-- Begin --

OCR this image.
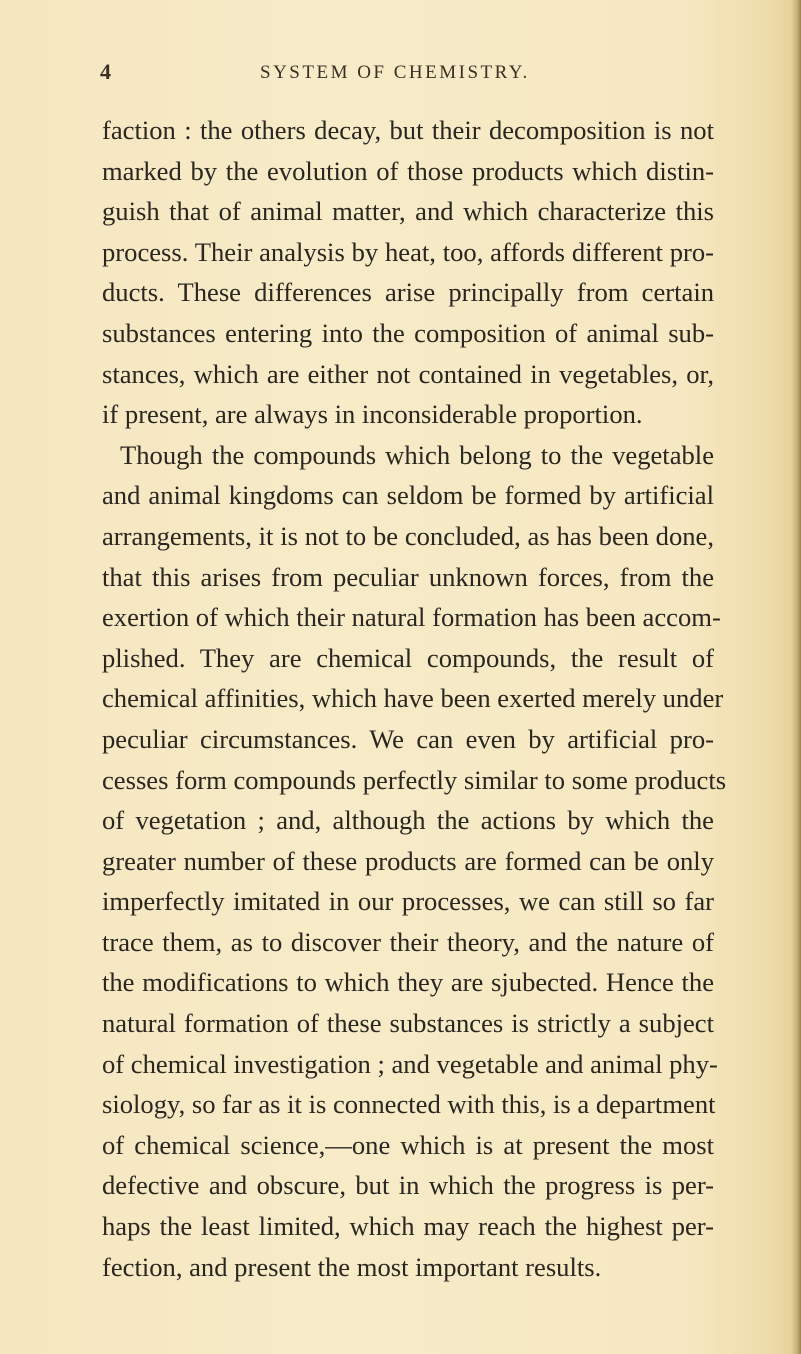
4	SYSTEM OF CHEMISTRY.
faction : the others decay, but their decomposition is not
marked by the evolution of those products which distin-
guish that of animal matter, and which characterize this
process. Their analysis by heat, too, affords different pro-
ducts. These differences arise principally from certain
substances entering into the composition of animal sub-
stances, which are either not contained in vegetables, or,
if present, are always in inconsiderable proportion.
Though the compounds which belong to the vegetable
and animal kingdoms can seldom be formed by artificial
arrangements, it is not to be concluded, as has been done,
that this arises from peculiar unknown forces, from the
exertion of which their natural formation has been accom-
plished. They are chemical compounds, the result of
chemical affinities, which have been exerted merely under
peculiar circumstances. We can even by artificial pro-
cesses form compounds perfectly similar to some products
of vegetation ; and, although the actions by which the
greater number of these products are formed can be only
imperfectly imitated in our processes, we can still so far
trace them, as to discover their theory, and the nature of
the modifications to which they are sjubected. Hence the
natural formation of these substances is strictly a subject
of chemical investigation ; and vegetable and animal phy-
siology, so far as it is connected with this, is a department
of chemical science,—one which is at present the most
defective and obscure, but in which the progress is per-
haps the least limited, which may reach the highest per-
fection, and present the most important results.
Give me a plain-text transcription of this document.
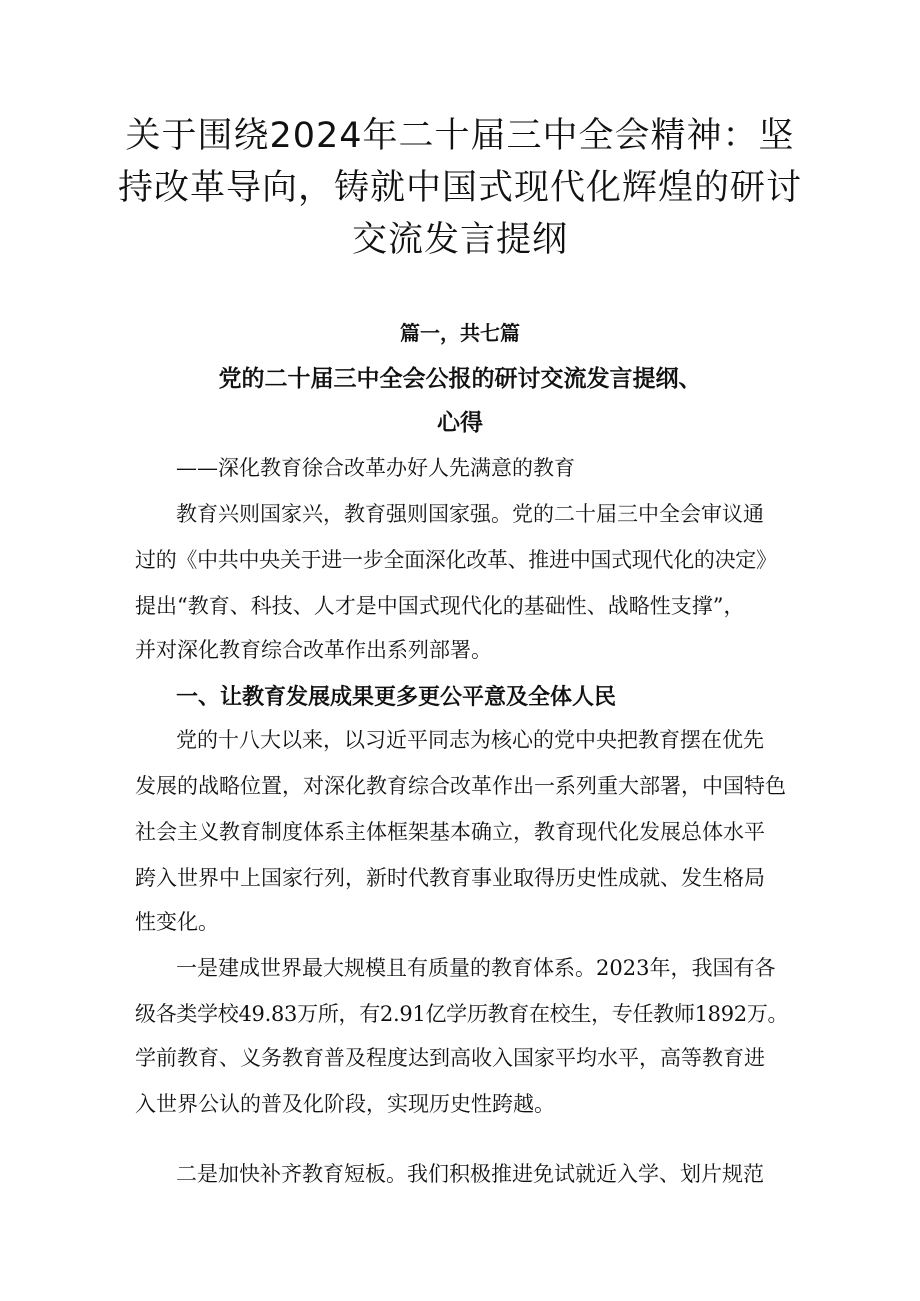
关于围绕2024年二十届三中全会精神：坚
持改革导向，铸就中国式现代化辉煌的研讨
交流发言提纲
篇一，共七篇
党的二十届三中全会公报的研讨交流发言提纲、
心得
——深化教育徐合改革办好人先满意的教育
教育兴则国家兴，教育强则国家强。党的二十届三中全会审议通
过的《中共中央关于进一步全面深化改革、推进中国式现代化的决定》
提出“教育、科技、人才是中国式现代化的基础性、战略性支撑”，
并对深化教育综合改革作出系列部署。
党的十八大以来，以习近平同志为核心的党中央把教育摆在优先
发展的战略位置，对深化教育综合改革作出一系列重大部署，中国特色
社会主义教育制度体系主体框架基本确立，教育现代化发展总体水平
跨入世界中上国家行列，新时代教育事业取得历史性成就、发生格局
性变化。
一是建成世界最大规模且有质量的教育体系。2023年，我国有各
级各类学校49.83万所，有2.91亿学历教育在校生，专任教师1892万。
学前教育、义务教育普及程度达到高收入国家平均水平，高等教育进
入世界公认的普及化阶段，实现历史性跨越。
二是加快补齐教育短板。我们积极推进免试就近入学、划片规范
一、让教育发展成果更多更公平意及全体人民
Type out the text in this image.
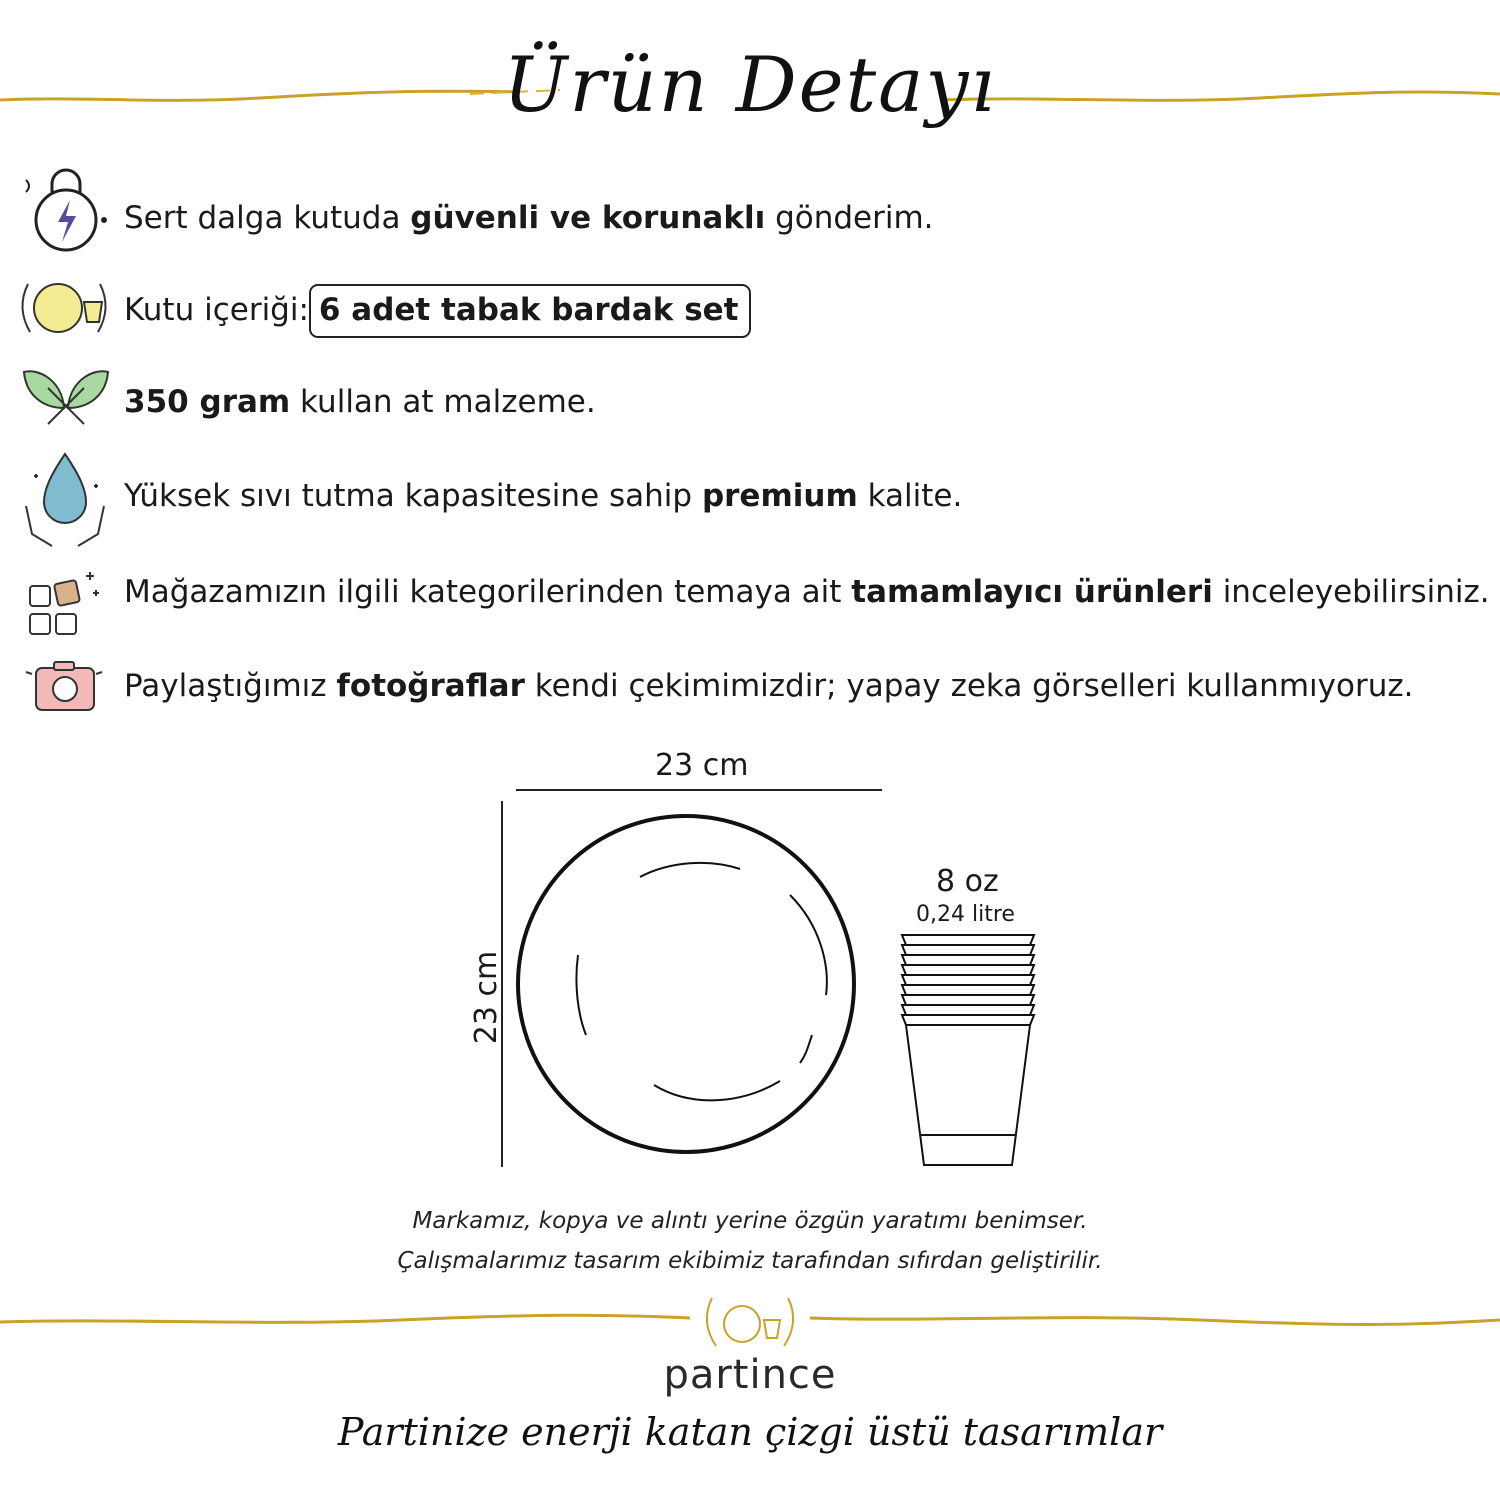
Ürün Detayı
Sert dalga kutuda güvenli ve korunaklı gönderim.
Kutu içeriği: 6 adet tabak bardak set
350 gram kullan at malzeme.
Yüksek sıvı tutma kapasitesine sahip premium kalite.
Mağazamızın ilgili kategorilerinden temaya ait tamamlayıcı ürünleri inceleyebilirsiniz.
Paylaştığımız fotoğraflar kendi çekimimizdir; yapay zeka görselleri kullanmıyoruz.
23 cm
23 cm
8 oz
0,24 litre
Markamız, kopya ve alıntı yerine özgün yaratımı benimser.
Çalışmalarımız tasarım ekibimiz tarafından sıfırdan geliştirilir.
partince
Partinize enerji katan çizgi üstü tasarımlar
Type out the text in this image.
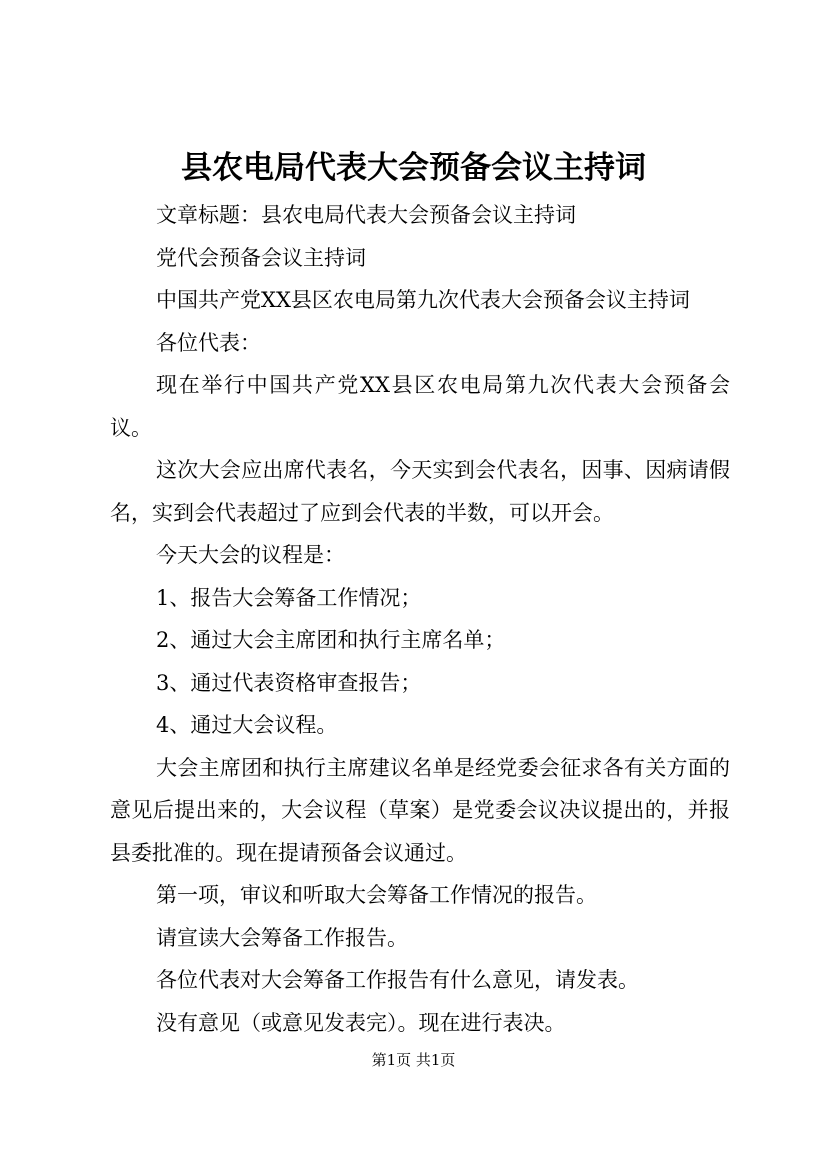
县农电局代表大会预备会议主持词

文章标题：县农电局代表大会预备会议主持词

党代会预备会议主持词

中国共产党XX县区农电局第九次代表大会预备会议主持词

各位代表：

现在举行中国共产党XX县区农电局第九次代表大会预备会议。

这次大会应出席代表名，今天实到会代表名，因事、因病请假名，实到会代表超过了应到会代表的半数，可以开会。

今天大会的议程是：

1、报告大会筹备工作情况；

2、通过大会主席团和执行主席名单；

3、通过代表资格审查报告；

4、通过大会议程。

大会主席团和执行主席建议名单是经党委会征求各有关方面的意见后提出来的，大会议程（草案）是党委会议决议提出的，并报县委批准的。现在提请预备会议通过。

第一项，审议和听取大会筹备工作情况的报告。

请宣读大会筹备工作报告。

各位代表对大会筹备工作报告有什么意见，请发表。

没有意见（或意见发表完）。现在进行表决。

第1页 共1页
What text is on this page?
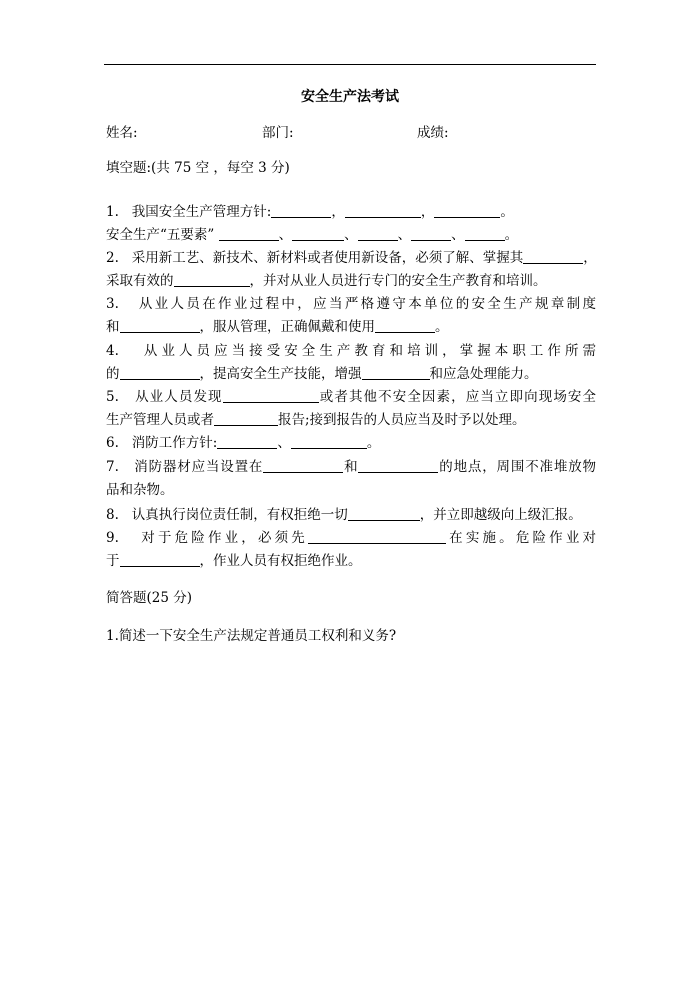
安全生产法考试
姓名:	部门:	成绩:
填空题:(共 75 空 ，每空 3 分)
1. 我国安全生产管理方针:	，	，	。
安全生产“五要素”	、	、	、	、	。
2. 采用新工艺、新技术、新材料或者使用新设备，必须了解、掌握其	，
采取有效的	，并对从业人员进行专门的安全生产教育和培训。
3. 从业人员在作业过程中，应当严格遵守本单位的安全生产规章制度
和	，服从管理，正确佩戴和使用	。
4. 从业人员应当接受安全生产教育和培训，掌握本职工作所需
的	，提高安全生产技能，增强	和应急处理能力。
5. 从业人员发现	或者其他不安全因素，应当立即向现场安全
生产管理人员或者	报告;接到报告的人员应当及时予以处理。
6. 消防工作方针:	、	。
7. 消防器材应当设置在	和	的地点，周围不准堆放物
品和杂物。
8. 认真执行岗位责任制，有权拒绝一切	，并立即越级向上级汇报。
9. 对于危险作业，必须先	在实施。危险作业对
于	，作业人员有权拒绝作业。
简答题(25 分)
1.简述一下安全生产法规定普通员工权利和义务?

-- End --

**PROBLEM:**
Output all the records, word for word, with no pictures in the copy.

**ANSWER TO THIS EXERCISE:**
OCR this image.
4	SYSTEM OF CHEMISTRY.
faction : the others decay, but their decomposition is not
marked by the evolution of those products which distin-
guish that of animal matter, and which characterize this
process. Their analysis by heat, too, affords different pro-
ducts. These differences arise principally from certain
substances entering into the composition of animal sub-
stances, which are either not contained in vegetables, or,
if present, are always in inconsiderable proportion.
Though the compounds which belong to the vegetable
and animal kingdoms can seldom be formed by artificial
arrangements, it is not to be concluded, as has been done,
that this arises from peculiar unknown forces, from the
exertion of which their natural formation has been accom-
plished. They are chemical compounds, the result of
chemical affinities, which have been exerted merely under
peculiar circumstances. We can even by artificial pro-
cesses form compounds perfectly similar to some products
of vegetation ; and, although the actions by which the
greater number of these products are formed can be only
imperfectly imitated in our processes, we can still so far
trace them, as to discover their theory, and the nature of
the modifications to which they are sjubected. Hence the
natural formation of these substances is strictly a subject
of chemical investigation ; and vegetable and animal phy-
siology, so far as it is connected with this, is a department
of chemical science,—one which is at present the most
defective and obscure, but in which the progress is per-
haps the least limited, which may reach the highest per-
fection, and present the most important results.
Give me a plain-text transcription of this document.
关于围绕2024年二十届三中全会精神：坚
持改革导向，铸就中国式现代化辉煌的研讨
交流发言提纲
篇一，共七篇
党的二十届三中全会公报的研讨交流发言提纲、
心得
——深化教育徐合改革办好人先满意的教育
教育兴则国家兴，教育强则国家强。党的二十届三中全会审议通
过的《中共中央关于进一步全面深化改革、推进中国式现代化的决定》
提出“教育、科技、人才是中国式现代化的基础性、战略性支撑”，
并对深化教育综合改革作出系列部署。
党的十八大以来，以习近平同志为核心的党中央把教育摆在优先
发展的战略位置，对深化教育综合改革作出一系列重大部署，中国特色
社会主义教育制度体系主体框架基本确立，教育现代化发展总体水平
跨入世界中上国家行列，新时代教育事业取得历史性成就、发生格局
性变化。
一是建成世界最大规模且有质量的教育体系。2023年，我国有各
级各类学校49.83万所，有2.91亿学历教育在校生，专任教师1892万。
学前教育、义务教育普及程度达到高收入国家平均水平，高等教育进
入世界公认的普及化阶段，实现历史性跨越。
二是加快补齐教育短板。我们积极推进免试就近入学、划片规范
一、让教育发展成果更多更公平意及全体人民
Type out the text in this image.
Ürün Detayı
Sert dalga kutuda güvenli ve korunaklı gönderim.
Kutu içeriği: 6 adet tabak bardak set
350 gram kullan at malzeme.
Yüksek sıvı tutma kapasitesine sahip premium kalite.
Mağazamızın ilgili kategorilerinden temaya ait tamamlayıcı ürünleri inceleyebilirsiniz.
Paylaştığımız fotoğraflar kendi çekimimizdir; yapay zeka görselleri kullanmıyoruz.
23 cm
23 cm
8 oz
0,24 litre
Markamız, kopya ve alıntı yerine özgün yaratımı benimser.
Çalışmalarımız tasarım ekibimiz tarafından sıfırdan geliştirilir.
partince
Partinize enerji katan çizgi üstü tasarımlar
Type out the text in this image.
县农电局代表大会预备会议主持词

文章标题：县农电局代表大会预备会议主持词

党代会预备会议主持词

中国共产党XX县区农电局第九次代表大会预备会议主持词

各位代表：

现在举行中国共产党XX县区农电局第九次代表大会预备会议。

这次大会应出席代表名，今天实到会代表名，因事、因病请假名，实到会代表超过了应到会代表的半数，可以开会。

今天大会的议程是：

1、报告大会筹备工作情况；

2、通过大会主席团和执行主席名单；

3、通过代表资格审查报告；

4、通过大会议程。

大会主席团和执行主席建议名单是经党委会征求各有关方面的意见后提出来的，大会议程（草案）是党委会议决议提出的，并报县委批准的。现在提请预备会议通过。

第一项，审议和听取大会筹备工作情况的报告。

请宣读大会筹备工作报告。

各位代表对大会筹备工作报告有什么意见，请发表。

没有意见（或意见发表完）。现在进行表决。

第1页 共1页
What text is on this page?
安全生产法考试
姓名:	部门:	成绩:
填空题:(共 75 空 ，每空 3 分)
1. 我国安全生产管理方针:	，	，	。
安全生产“五要素”	、	、	、	、	。
2. 采用新工艺、新技术、新材料或者使用新设备，必须了解、掌握其	，
采取有效的	，并对从业人员进行专门的安全生产教育和培训。
3. 从业人员在作业过程中，应当严格遵守本单位的安全生产规章制度
和	，服从管理，正确佩戴和使用	。
4. 从业人员应当接受安全生产教育和培训，掌握本职工作所需
的	，提高安全生产技能，增强	和应急处理能力。
5. 从业人员发现	或者其他不安全因素，应当立即向现场安全
生产管理人员或者	报告;接到报告的人员应当及时予以处理。
6. 消防工作方针:	、	。
7. 消防器材应当设置在	和	的地点，周围不准堆放物
品和杂物。
8. 认真执行岗位责任制，有权拒绝一切	，并立即越级向上级汇报。
9. 对于危险作业，必须先	在实施。危险作业对
于	，作业人员有权拒绝作业。
简答题(25 分)
1.简述一下安全生产法规定普通员工权利和义务?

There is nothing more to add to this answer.